(Records that describe figures)
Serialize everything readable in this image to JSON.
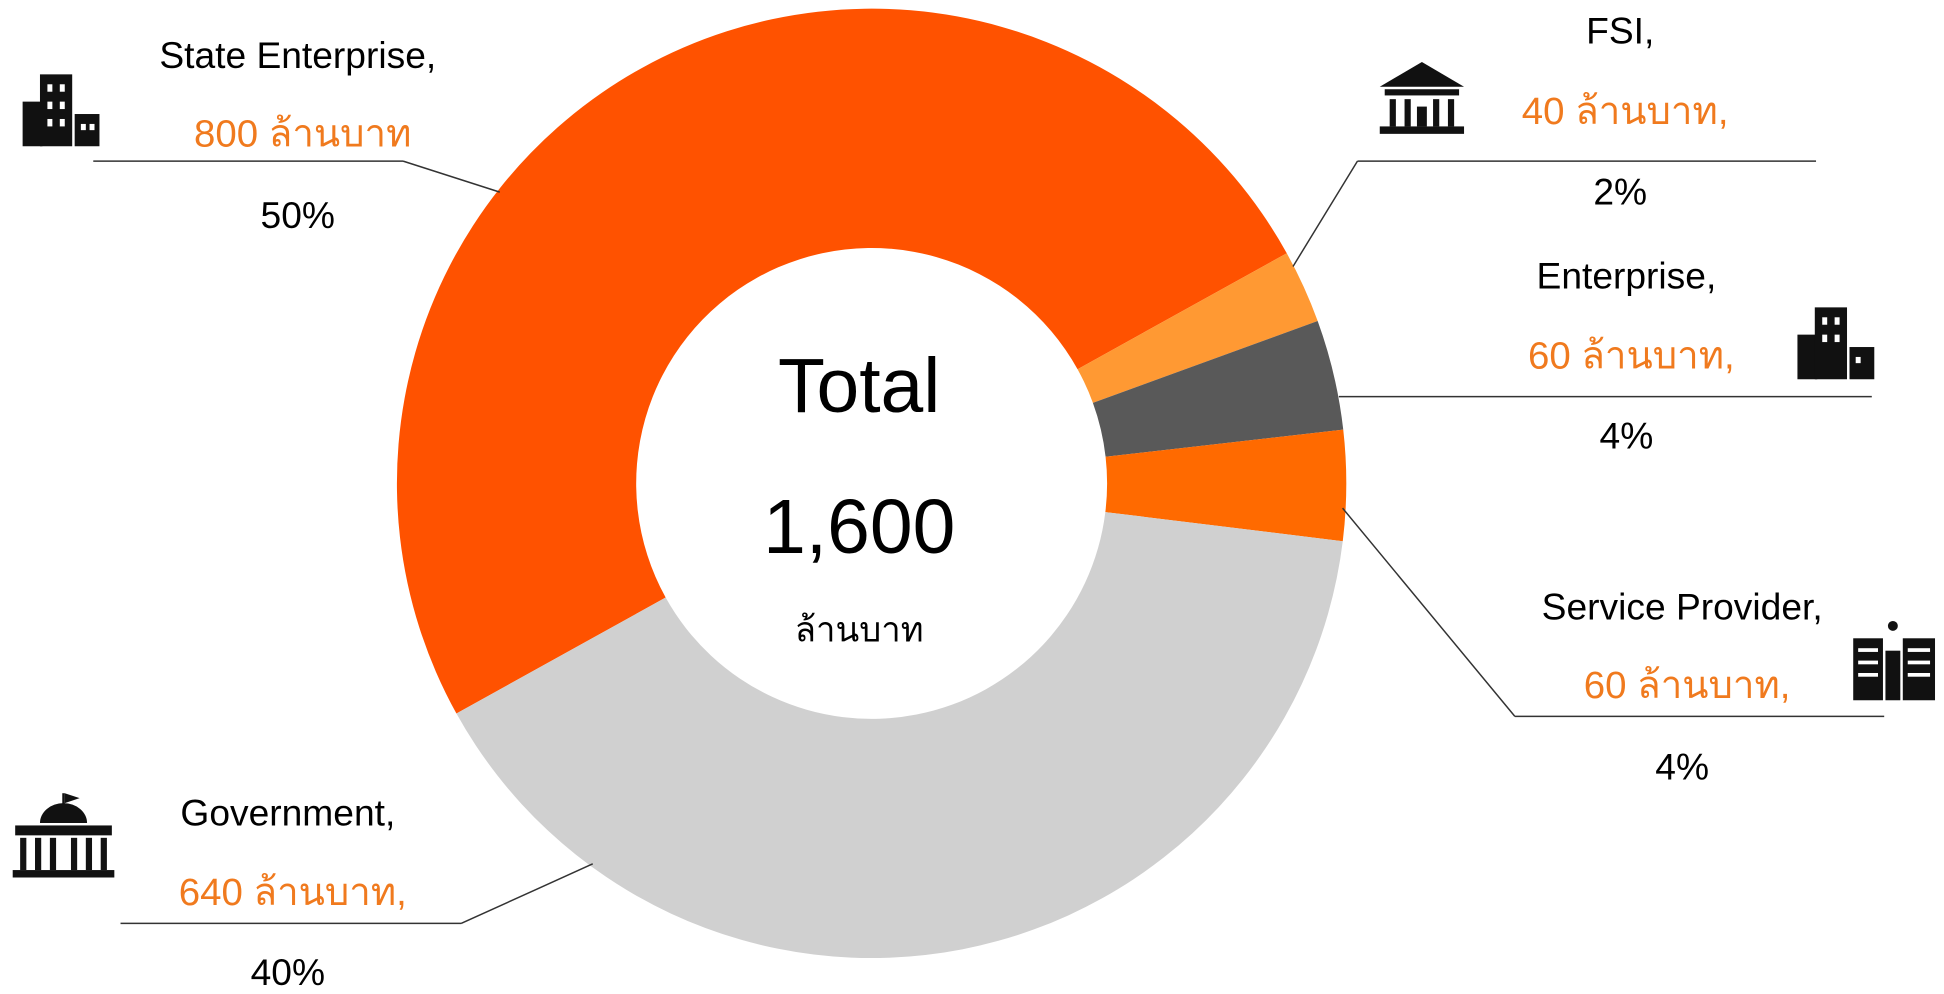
{
  "chart_data": {
    "type": "donut",
    "categories": [
      "State Enterprise,",
      "FSI,",
      "Enterprise,",
      "Service Provider,",
      "Government,"
    ],
    "values": [
      800,
      40,
      60,
      60,
      640
    ],
    "value_labels": [
      "800 ล้านบาท",
      "40 ล้านบาท,",
      "60 ล้านบาท,",
      "60 ล้านบาท,",
      "640 ล้านบาท,"
    ],
    "percents": [
      50,
      2,
      4,
      4,
      40
    ],
    "percent_labels": [
      "50%",
      "2%",
      "4%",
      "4%",
      "40%"
    ],
    "colors": [
      "#ff5200",
      "#ff9933",
      "#595959",
      "#ff6a00",
      "#d0d0d0"
    ],
    "center_title": "Total",
    "center_value": "1,600",
    "center_unit": "ล้านบาท"
  }
}
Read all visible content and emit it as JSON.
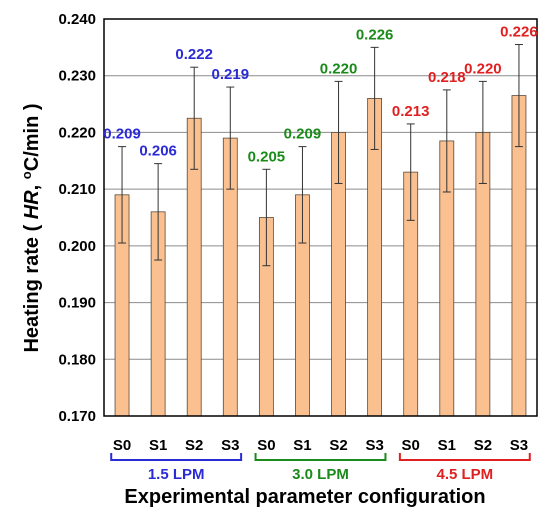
{
  "chart_data": {
    "type": "bar",
    "xlabel": "Experimental parameter configuration",
    "ylabel_prefix": "Heating rate ( ",
    "ylabel_italic": "HR",
    "ylabel_sep": ", ",
    "ylabel_unit_super": "o",
    "ylabel_unit_rest": "C/min )",
    "ylim": [
      0.17,
      0.24
    ],
    "yticks": [
      0.17,
      0.18,
      0.19,
      0.2,
      0.21,
      0.22,
      0.23,
      0.24
    ],
    "ytick_labels": [
      "0.170",
      "0.180",
      "0.190",
      "0.200",
      "0.210",
      "0.220",
      "0.230",
      "0.240"
    ],
    "grid": true,
    "bar_color": "#fac090",
    "bar_edge": "#5a4a3a",
    "categories": [
      "S0",
      "S1",
      "S2",
      "S3",
      "S0",
      "S1",
      "S2",
      "S3",
      "S0",
      "S1",
      "S2",
      "S3"
    ],
    "values": [
      0.209,
      0.206,
      0.2225,
      0.219,
      0.205,
      0.209,
      0.22,
      0.226,
      0.213,
      0.2185,
      0.22,
      0.2265
    ],
    "errors": [
      0.0085,
      0.0085,
      0.009,
      0.009,
      0.0085,
      0.0085,
      0.009,
      0.009,
      0.0085,
      0.009,
      0.009,
      0.009
    ],
    "value_labels": [
      "0.209",
      "0.206",
      "0.222",
      "0.219",
      "0.205",
      "0.209",
      "0.220",
      "0.226",
      "0.213",
      "0.218",
      "0.220",
      "0.226"
    ],
    "groups": [
      {
        "label": "1.5 LPM",
        "color": "#2b2bd6",
        "start": 0,
        "end": 3
      },
      {
        "label": "3.0 LPM",
        "color": "#1a8a1a",
        "start": 4,
        "end": 7
      },
      {
        "label": "4.5 LPM",
        "color": "#e02020",
        "start": 8,
        "end": 11
      }
    ]
  }
}
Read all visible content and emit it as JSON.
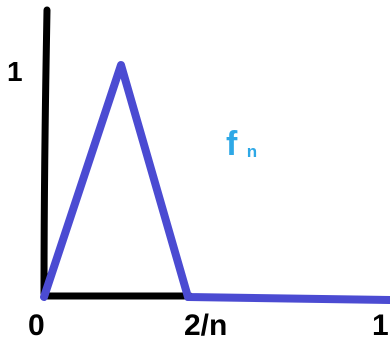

_TO DO:_
Every entry must be written out exactly, with all pictures left out.

_COMPLETED TASK:_
Serialize everything readable in this image to JSON.
{
  "chart_data": {
    "type": "donut",
    "categories": [
      "State Enterprise,",
      "FSI,",
      "Enterprise,",
      "Service Provider,",
      "Government,"
    ],
    "values": [
      800,
      40,
      60,
      60,
      640
    ],
    "value_labels": [
      "800 ล้านบาท",
      "40 ล้านบาท,",
      "60 ล้านบาท,",
      "60 ล้านบาท,",
      "640 ล้านบาท,"
    ],
    "percents": [
      50,
      2,
      4,
      4,
      40
    ],
    "percent_labels": [
      "50%",
      "2%",
      "4%",
      "4%",
      "40%"
    ],
    "colors": [
      "#ff5200",
      "#ff9933",
      "#595959",
      "#ff6a00",
      "#d0d0d0"
    ],
    "center_title": "Total",
    "center_value": "1,600",
    "center_unit": "ล้านบาท"
  }
}
Read all visible content and emit it as JSON.
{
  "chart_data": {
    "type": "bar",
    "xlabel": "Experimental parameter configuration",
    "ylabel_prefix": "Heating rate ( ",
    "ylabel_italic": "HR",
    "ylabel_sep": ", ",
    "ylabel_unit_super": "o",
    "ylabel_unit_rest": "C/min )",
    "ylim": [
      0.17,
      0.24
    ],
    "yticks": [
      0.17,
      0.18,
      0.19,
      0.2,
      0.21,
      0.22,
      0.23,
      0.24
    ],
    "ytick_labels": [
      "0.170",
      "0.180",
      "0.190",
      "0.200",
      "0.210",
      "0.220",
      "0.230",
      "0.240"
    ],
    "grid": true,
    "bar_color": "#fac090",
    "bar_edge": "#5a4a3a",
    "categories": [
      "S0",
      "S1",
      "S2",
      "S3",
      "S0",
      "S1",
      "S2",
      "S3",
      "S0",
      "S1",
      "S2",
      "S3"
    ],
    "values": [
      0.209,
      0.206,
      0.2225,
      0.219,
      0.205,
      0.209,
      0.22,
      0.226,
      0.213,
      0.2185,
      0.22,
      0.2265
    ],
    "errors": [
      0.0085,
      0.0085,
      0.009,
      0.009,
      0.0085,
      0.0085,
      0.009,
      0.009,
      0.0085,
      0.009,
      0.009,
      0.009
    ],
    "value_labels": [
      "0.209",
      "0.206",
      "0.222",
      "0.219",
      "0.205",
      "0.209",
      "0.220",
      "0.226",
      "0.213",
      "0.218",
      "0.220",
      "0.226"
    ],
    "groups": [
      {
        "label": "1.5 LPM",
        "color": "#2b2bd6",
        "start": 0,
        "end": 3
      },
      {
        "label": "3.0 LPM",
        "color": "#1a8a1a",
        "start": 4,
        "end": 7
      },
      {
        "label": "4.5 LPM",
        "color": "#e02020",
        "start": 8,
        "end": 11
      }
    ]
  }
}
Read all visible content and emit it as JSON.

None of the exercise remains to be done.